> **Records for the task**
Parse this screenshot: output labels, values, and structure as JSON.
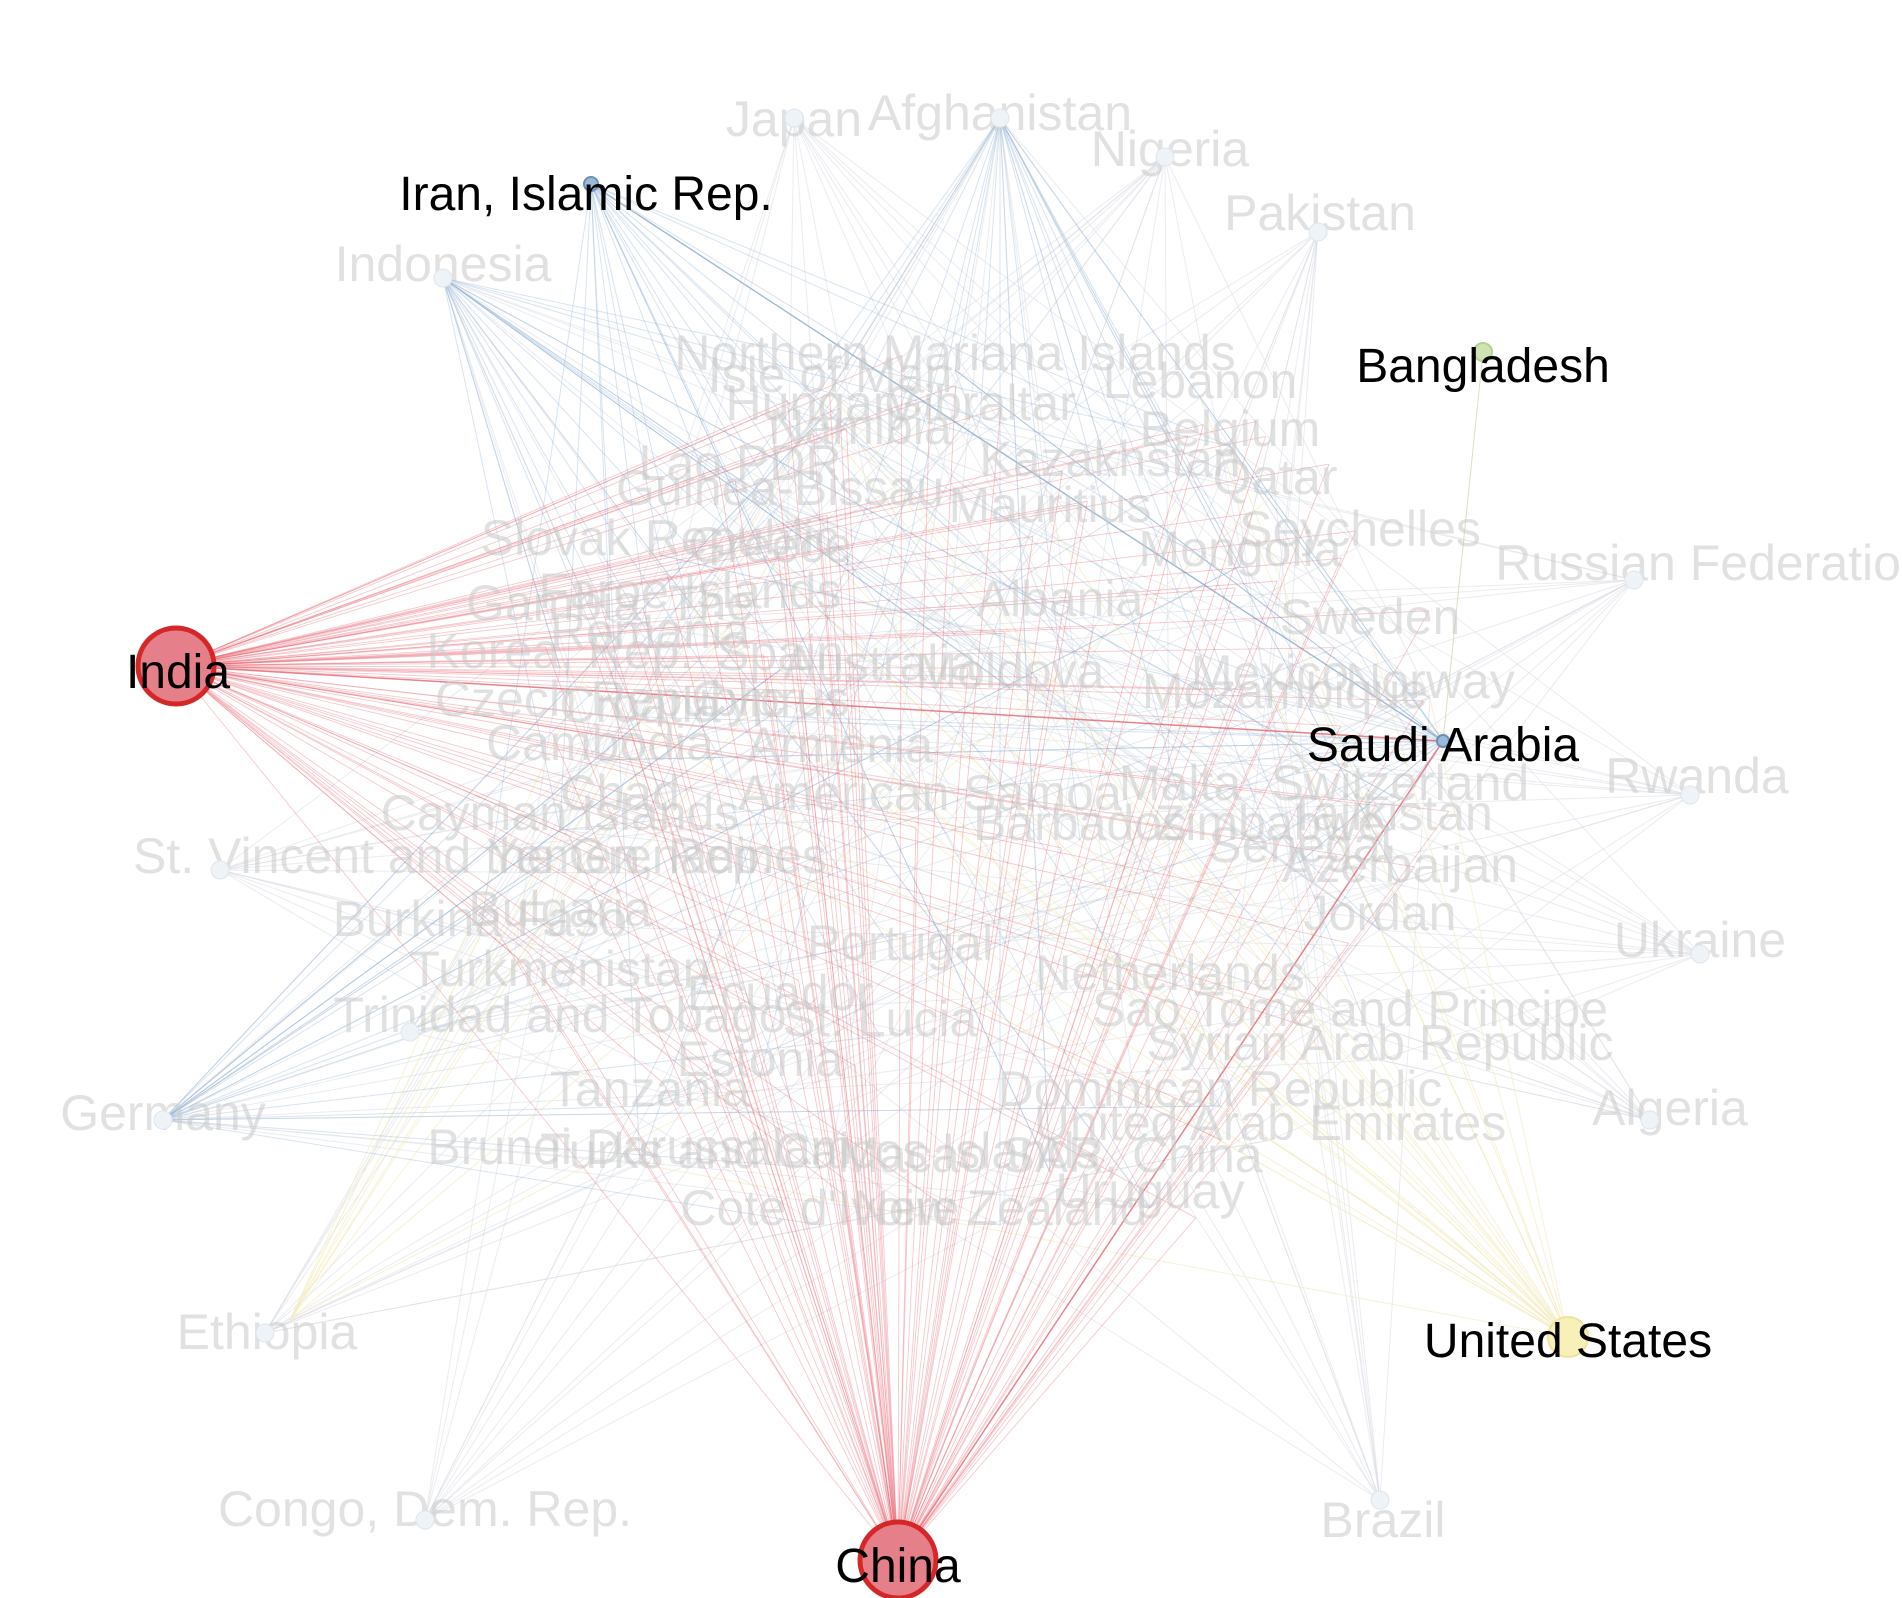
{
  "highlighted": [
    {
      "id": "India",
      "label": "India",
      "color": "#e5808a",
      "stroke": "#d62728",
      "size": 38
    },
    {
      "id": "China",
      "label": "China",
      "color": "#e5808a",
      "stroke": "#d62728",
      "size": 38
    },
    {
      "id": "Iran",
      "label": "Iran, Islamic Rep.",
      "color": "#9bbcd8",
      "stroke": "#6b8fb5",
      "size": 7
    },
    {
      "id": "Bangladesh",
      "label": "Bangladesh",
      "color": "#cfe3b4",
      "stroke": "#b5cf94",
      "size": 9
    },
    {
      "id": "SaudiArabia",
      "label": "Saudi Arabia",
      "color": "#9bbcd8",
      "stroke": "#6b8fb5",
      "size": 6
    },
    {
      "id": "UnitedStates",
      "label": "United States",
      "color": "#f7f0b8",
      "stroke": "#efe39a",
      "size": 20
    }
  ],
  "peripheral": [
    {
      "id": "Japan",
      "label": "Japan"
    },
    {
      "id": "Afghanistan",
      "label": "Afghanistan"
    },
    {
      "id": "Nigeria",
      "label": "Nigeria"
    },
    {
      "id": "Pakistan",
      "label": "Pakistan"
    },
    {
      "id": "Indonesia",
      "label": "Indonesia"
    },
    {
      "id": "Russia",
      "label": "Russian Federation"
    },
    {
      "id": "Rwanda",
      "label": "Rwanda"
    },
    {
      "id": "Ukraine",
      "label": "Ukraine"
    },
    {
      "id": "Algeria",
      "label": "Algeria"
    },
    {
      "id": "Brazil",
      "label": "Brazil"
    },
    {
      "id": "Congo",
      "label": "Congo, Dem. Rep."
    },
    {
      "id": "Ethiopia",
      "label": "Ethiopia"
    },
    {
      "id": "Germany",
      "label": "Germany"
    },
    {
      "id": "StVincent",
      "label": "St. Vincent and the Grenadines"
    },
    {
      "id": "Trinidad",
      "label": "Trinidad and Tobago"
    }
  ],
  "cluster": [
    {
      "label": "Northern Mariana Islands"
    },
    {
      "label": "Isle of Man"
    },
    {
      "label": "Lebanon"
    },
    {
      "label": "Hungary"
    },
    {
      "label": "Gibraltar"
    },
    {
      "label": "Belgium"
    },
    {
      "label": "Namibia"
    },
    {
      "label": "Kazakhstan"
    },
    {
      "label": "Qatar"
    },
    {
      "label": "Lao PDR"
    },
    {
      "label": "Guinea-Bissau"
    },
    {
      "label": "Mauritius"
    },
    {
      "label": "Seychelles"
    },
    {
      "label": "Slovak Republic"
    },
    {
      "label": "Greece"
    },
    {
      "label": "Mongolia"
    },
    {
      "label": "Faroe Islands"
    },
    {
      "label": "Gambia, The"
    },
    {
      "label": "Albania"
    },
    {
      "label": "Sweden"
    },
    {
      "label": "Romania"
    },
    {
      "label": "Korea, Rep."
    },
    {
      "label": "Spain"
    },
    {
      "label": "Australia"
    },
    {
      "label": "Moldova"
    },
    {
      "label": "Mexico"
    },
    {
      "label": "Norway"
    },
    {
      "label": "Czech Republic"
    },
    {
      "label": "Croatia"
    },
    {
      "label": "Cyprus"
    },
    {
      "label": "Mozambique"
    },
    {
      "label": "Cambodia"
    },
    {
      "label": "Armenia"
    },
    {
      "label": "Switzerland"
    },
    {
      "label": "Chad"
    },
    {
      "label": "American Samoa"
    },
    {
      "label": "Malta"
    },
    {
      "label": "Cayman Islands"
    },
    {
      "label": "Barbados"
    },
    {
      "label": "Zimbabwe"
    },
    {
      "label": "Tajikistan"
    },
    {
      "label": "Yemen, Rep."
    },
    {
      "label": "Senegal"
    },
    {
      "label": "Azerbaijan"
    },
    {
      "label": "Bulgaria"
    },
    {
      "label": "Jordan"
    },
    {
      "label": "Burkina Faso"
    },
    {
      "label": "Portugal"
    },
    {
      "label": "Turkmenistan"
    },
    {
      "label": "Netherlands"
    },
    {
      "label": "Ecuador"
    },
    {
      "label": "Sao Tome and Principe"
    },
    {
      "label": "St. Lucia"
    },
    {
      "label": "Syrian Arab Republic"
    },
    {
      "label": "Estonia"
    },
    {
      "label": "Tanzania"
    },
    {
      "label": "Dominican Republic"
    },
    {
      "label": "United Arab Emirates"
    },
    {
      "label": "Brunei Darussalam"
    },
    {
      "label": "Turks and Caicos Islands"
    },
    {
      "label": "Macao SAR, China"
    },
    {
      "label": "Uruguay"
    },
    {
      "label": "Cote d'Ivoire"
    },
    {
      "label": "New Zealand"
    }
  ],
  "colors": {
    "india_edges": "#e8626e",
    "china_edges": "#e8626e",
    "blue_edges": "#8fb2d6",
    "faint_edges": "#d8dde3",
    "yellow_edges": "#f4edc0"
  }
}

==

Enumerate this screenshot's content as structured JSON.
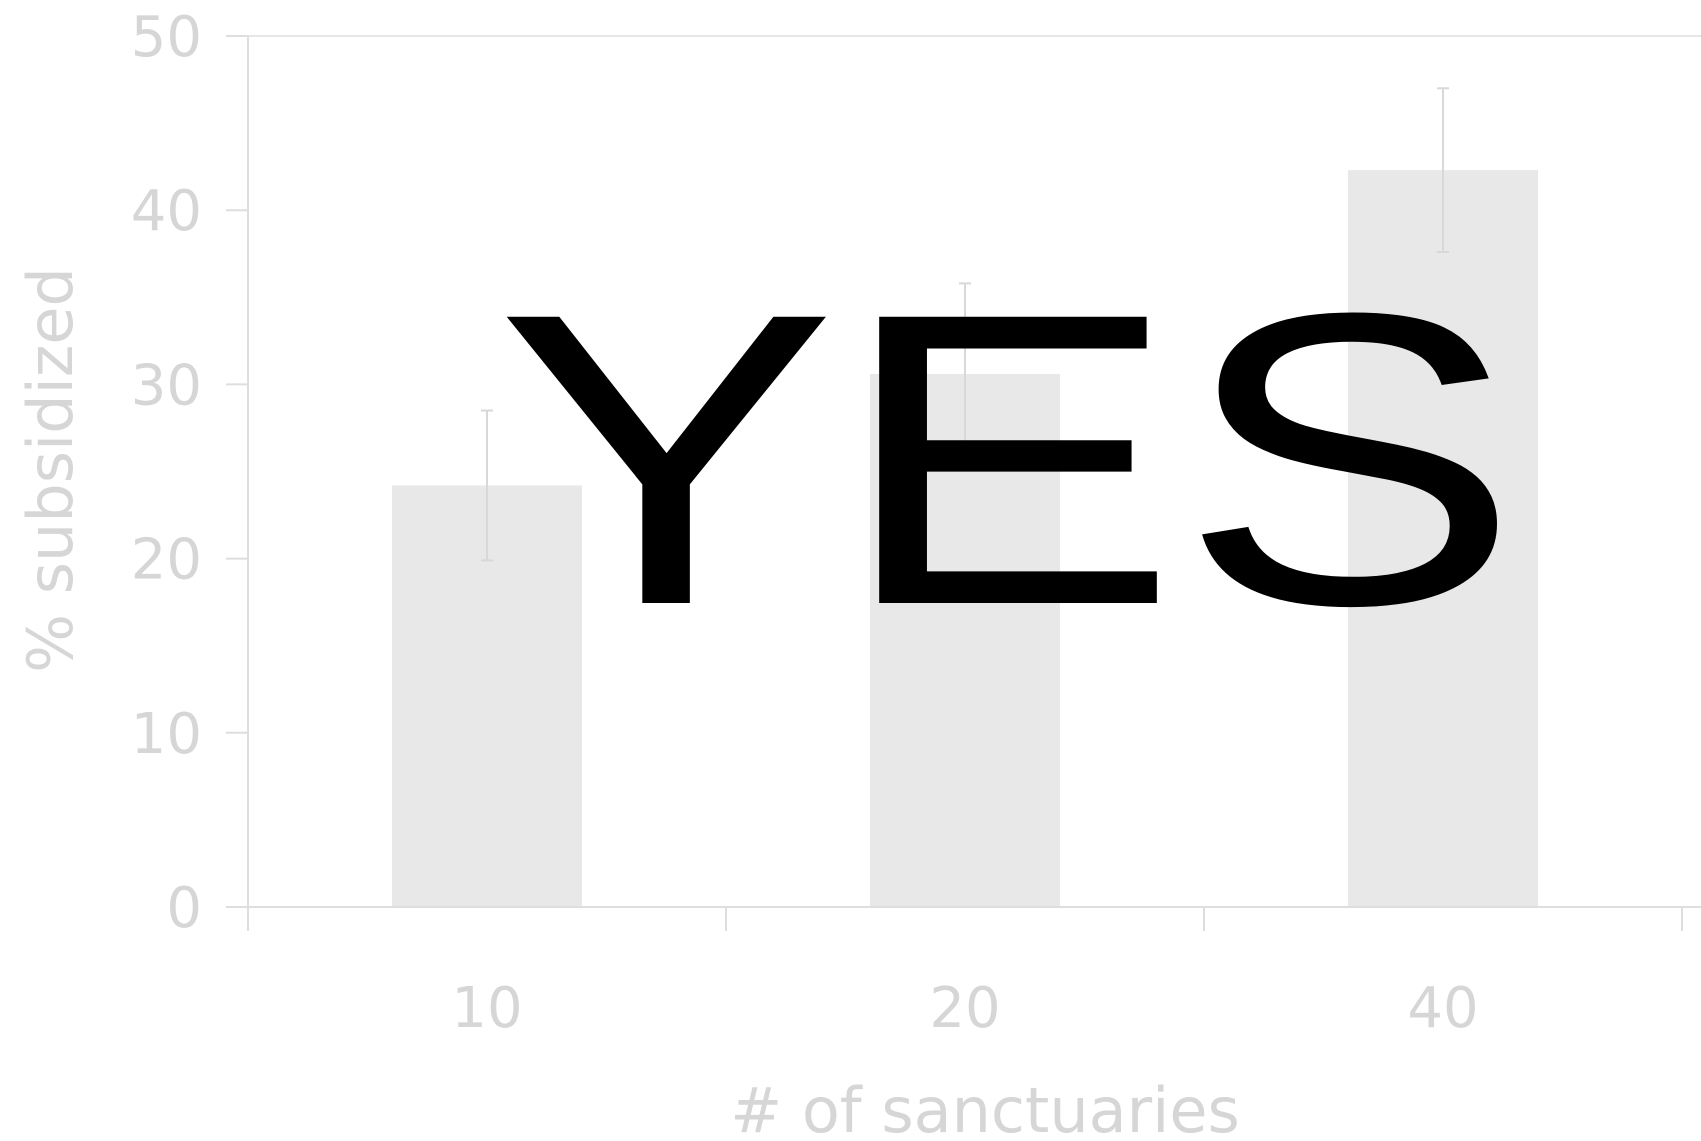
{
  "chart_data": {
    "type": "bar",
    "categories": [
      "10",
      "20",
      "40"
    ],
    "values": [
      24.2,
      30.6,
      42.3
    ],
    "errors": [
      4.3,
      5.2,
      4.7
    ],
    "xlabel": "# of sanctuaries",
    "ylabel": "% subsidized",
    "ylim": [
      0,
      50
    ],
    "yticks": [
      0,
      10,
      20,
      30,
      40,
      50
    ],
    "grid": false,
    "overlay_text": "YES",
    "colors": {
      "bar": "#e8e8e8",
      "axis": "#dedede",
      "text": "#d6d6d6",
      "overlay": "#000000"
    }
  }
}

> **Exercise objective**
Determine the number of lines in the listing that contain the string "screenshot". Write that number and nothing else.

> **Exercise solution**
2